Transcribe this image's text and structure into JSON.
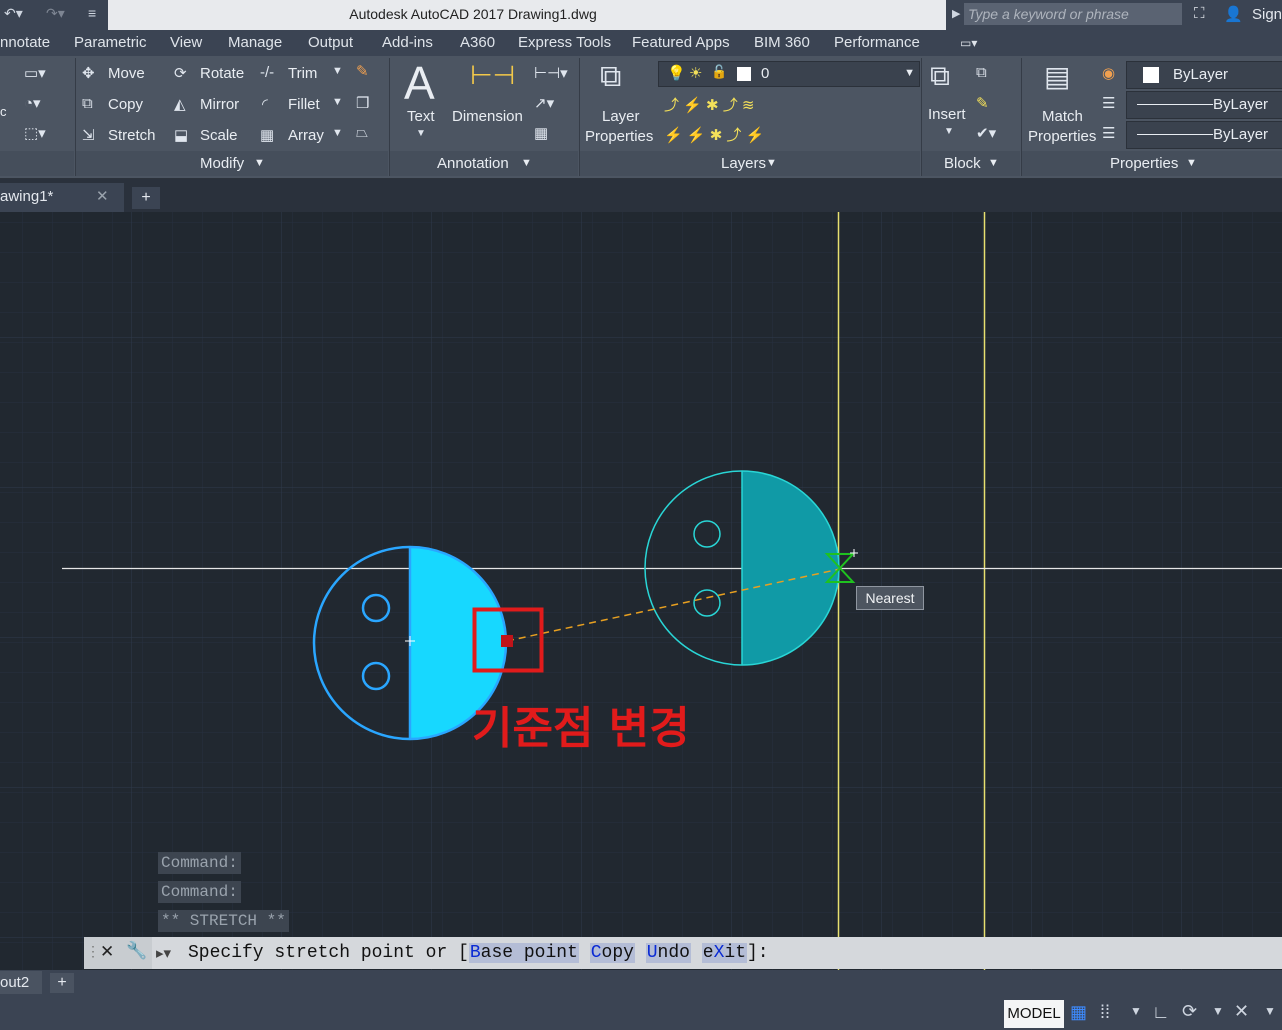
{
  "titlebar": {
    "app_title": "Autodesk AutoCAD 2017     Drawing1.dwg",
    "search_placeholder": "Type a keyword or phrase",
    "sign_in": "Sign"
  },
  "ribbon_tabs": [
    "nnotate",
    "Parametric",
    "View",
    "Manage",
    "Output",
    "Add-ins",
    "A360",
    "Express Tools",
    "Featured Apps",
    "BIM 360",
    "Performance"
  ],
  "modify": {
    "move": "Move",
    "rotate": "Rotate",
    "trim": "Trim",
    "copy": "Copy",
    "mirror": "Mirror",
    "fillet": "Fillet",
    "stretch": "Stretch",
    "scale": "Scale",
    "array": "Array",
    "panel": "Modify"
  },
  "annotation": {
    "text": "Text",
    "dimension": "Dimension",
    "panel": "Annotation"
  },
  "layers": {
    "layer_properties_1": "Layer",
    "layer_properties_2": "Properties",
    "current_layer": "0",
    "panel": "Layers"
  },
  "block": {
    "insert": "Insert",
    "panel": "Block"
  },
  "properties": {
    "match_1": "Match",
    "match_2": "Properties",
    "color": "ByLayer",
    "linetype": "ByLayer",
    "lineweight": "ByLayer",
    "panel": "Properties"
  },
  "doc_tabs": {
    "drawing": "awing1*"
  },
  "canvas": {
    "tooltip": "Nearest",
    "annotation": "기준점 변경"
  },
  "command_history": [
    "Command:",
    "Command:",
    "** STRETCH **"
  ],
  "command_line": {
    "prompt": "Specify stretch point or [",
    "options": [
      {
        "key": "B",
        "rest": "ase point"
      },
      {
        "key": "C",
        "rest": "opy"
      },
      {
        "key": "U",
        "rest": "ndo"
      },
      {
        "key": "eX",
        "rest": "it"
      }
    ],
    "suffix": "]:"
  },
  "layout_tabs": {
    "layout": "out2"
  },
  "status": {
    "model": "MODEL"
  },
  "colors": {
    "canvas_bg": "#212830",
    "selected_fill": "#17d8ff",
    "preview_fill": "#109aa6",
    "crosshair_yellow": "#e8e070",
    "highlight_red": "#e11b1b"
  }
}
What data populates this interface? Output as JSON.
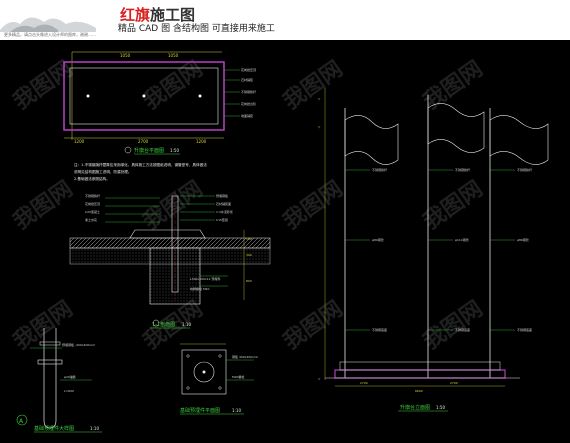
{
  "header": {
    "title_red": "红旗",
    "title_dark": "施工图",
    "subtitle": "精品 CAD 图   含结构图  可直接用来施工",
    "hint": "更多精品，请点击头像进入设计师的图库，谢谢……"
  },
  "drawings": {
    "plan_title": "升旗台平面图",
    "plan_scale": "1:50",
    "section_title": "1-1剖面图",
    "section_scale": "1:10",
    "detail_marker": "A",
    "detail_title": "基础预埋件大样图",
    "detail_scale": "1:10",
    "embed_title": "基础预埋件平面图",
    "embed_scale": "1:10",
    "elev_title": "升旗台立面图",
    "elev_scale": "1:50",
    "notes_line1": "注：1.不锈钢旗杆壁厚应采用绿化，具体施工方法按图纸说明，钢管型号，具体做法",
    "notes_line2": "   说明见结构图施工说明，防腐处理。",
    "notes_line3": "   2.基础做法参照结构。",
    "dims": {
      "d1": "1050",
      "d2": "1050",
      "d3": "2700",
      "d4": "1200"
    }
  },
  "colors": {
    "bg": "#000000",
    "frame": "#b23bbf",
    "line_green": "#3fcf3f",
    "line_yellow": "#d8d838",
    "line_white": "#e8e8e8",
    "line_cyan": "#3ccfcf",
    "line_red": "#d83030",
    "title_red": "#d8201e"
  },
  "watermark": "我图网"
}
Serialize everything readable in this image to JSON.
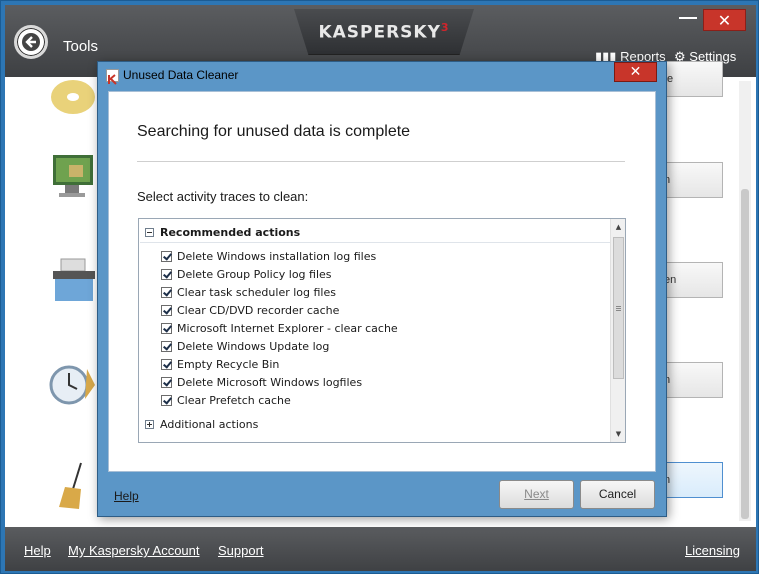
{
  "main": {
    "title": "Tools",
    "brand": "KASPERSKY",
    "brand_mark": "3",
    "reports_label": "Reports",
    "settings_label": "Settings",
    "close_glyph": "✕",
    "tool_button_fragments": [
      "te",
      "n",
      "en",
      "n",
      "n"
    ]
  },
  "footer": {
    "help": "Help",
    "account": "My Kaspersky Account",
    "support": "Support",
    "licensing": "Licensing"
  },
  "dialog": {
    "title": "Unused Data Cleaner",
    "close_glyph": "✕",
    "heading": "Searching for unused data is complete",
    "subheading": "Select activity traces to clean:",
    "groups": {
      "recommended": "Recommended actions",
      "additional": "Additional actions"
    },
    "items": [
      "Delete Windows installation log files",
      "Delete Group Policy log files",
      "Clear task scheduler log files",
      "Clear CD/DVD recorder cache",
      "Microsoft Internet Explorer - clear cache",
      "Delete Windows Update log",
      "Empty Recycle Bin",
      "Delete Microsoft Windows logfiles",
      "Clear Prefetch cache"
    ],
    "help": "Help",
    "next": "Next",
    "cancel": "Cancel"
  }
}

========================

Copy, without the pictures, exactly the lines from the line with "Serialize everything readable" through the end of the material above, both ends included.

Serialize everything readable in this image to JSON.
{
  "main": {
    "title": "Tools",
    "brand": "KASPERSKY",
    "brand_mark": "3",
    "reports_label": "Reports",
    "settings_label": "Settings",
    "close_glyph": "✕",
    "tool_button_fragments": [
      "te",
      "n",
      "en",
      "n",
      "n"
    ]
  },
  "footer": {
    "help": "Help",
    "account": "My Kaspersky Account",
    "support": "Support",
    "licensing": "Licensing"
  },
  "dialog": {
    "title": "Unused Data Cleaner",
    "close_glyph": "✕",
    "heading": "Searching for unused data is complete",
    "subheading": "Select activity traces to clean:",
    "groups": {
      "recommended": "Recommended actions",
      "additional": "Additional actions"
    },
    "items": [
      "Delete Windows installation log files",
      "Delete Group Policy log files",
      "Clear task scheduler log files",
      "Clear CD/DVD recorder cache",
      "Microsoft Internet Explorer - clear cache",
      "Delete Windows Update log",
      "Empty Recycle Bin",
      "Delete Microsoft Windows logfiles",
      "Clear Prefetch cache"
    ],
    "help": "Help",
    "next": "Next",
    "cancel": "Cancel"
  }
}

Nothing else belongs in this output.